-- BEGIN Supplied material --
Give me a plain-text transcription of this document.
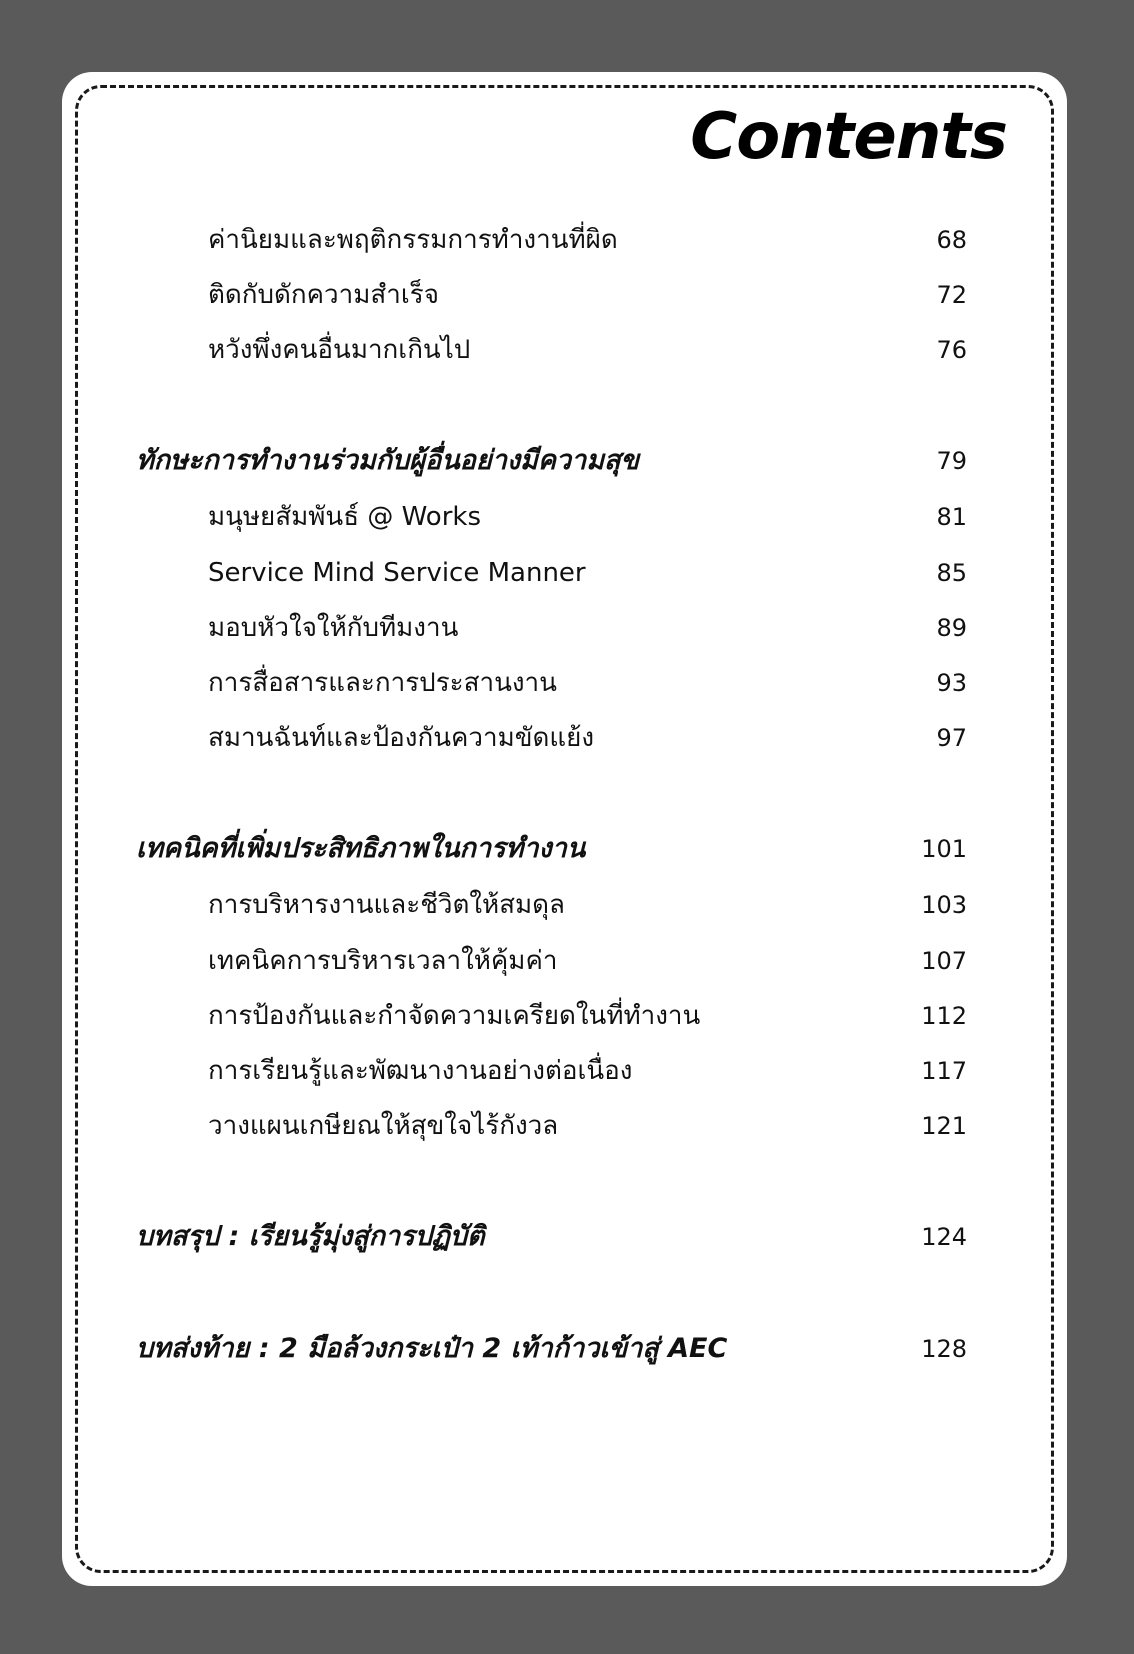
Contents
ค่านิยมและพฤติกรรมการทำงานที่ผิด	68
ติดกับดักความสำเร็จ	72
หวังพึ่งคนอื่นมากเกินไป	76
ทักษะการทำงานร่วมกับผู้อื่นอย่างมีความสุข	79
มนุษยสัมพันธ์ @ Works	81
Service Mind Service Manner	85
มอบหัวใจให้กับทีมงาน	89
การสื่อสารและการประสานงาน	93
สมานฉันท์และป้องกันความขัดแย้ง	97
เทคนิคที่เพิ่มประสิทธิภาพในการทำงาน	101
การบริหารงานและชีวิตให้สมดุล	103
เทคนิคการบริหารเวลาให้คุ้มค่า	107
การป้องกันและกำจัดความเครียดในที่ทำงาน	112
การเรียนรู้และพัฒนางานอย่างต่อเนื่อง	117
วางแผนเกษียณให้สุขใจไร้กังวล	121
บทสรุป : เรียนรู้มุ่งสู่การปฏิบัติ	124
บทส่งท้าย : 2 มือล้วงกระเป๋า 2 เท้าก้าวเข้าสู่ AEC	128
-- END Supplied material --
Exercise prompt:
Write the material out again exactly as it appears, dropping the pictures.

Full answer:
Give me a plain-text transcription of this document.
Contents
ค่านิยมและพฤติกรรมการทำงานที่ผิด	68
ติดกับดักความสำเร็จ	72
หวังพึ่งคนอื่นมากเกินไป	76
ทักษะการทำงานร่วมกับผู้อื่นอย่างมีความสุข	79
มนุษยสัมพันธ์ @ Works	81
Service Mind Service Manner	85
มอบหัวใจให้กับทีมงาน	89
การสื่อสารและการประสานงาน	93
สมานฉันท์และป้องกันความขัดแย้ง	97
เทคนิคที่เพิ่มประสิทธิภาพในการทำงาน	101
การบริหารงานและชีวิตให้สมดุล	103
เทคนิคการบริหารเวลาให้คุ้มค่า	107
การป้องกันและกำจัดความเครียดในที่ทำงาน	112
การเรียนรู้และพัฒนางานอย่างต่อเนื่อง	117
วางแผนเกษียณให้สุขใจไร้กังวล	121
บทสรุป : เรียนรู้มุ่งสู่การปฏิบัติ	124
บทส่งท้าย : 2 มือล้วงกระเป๋า 2 เท้าก้าวเข้าสู่ AEC	128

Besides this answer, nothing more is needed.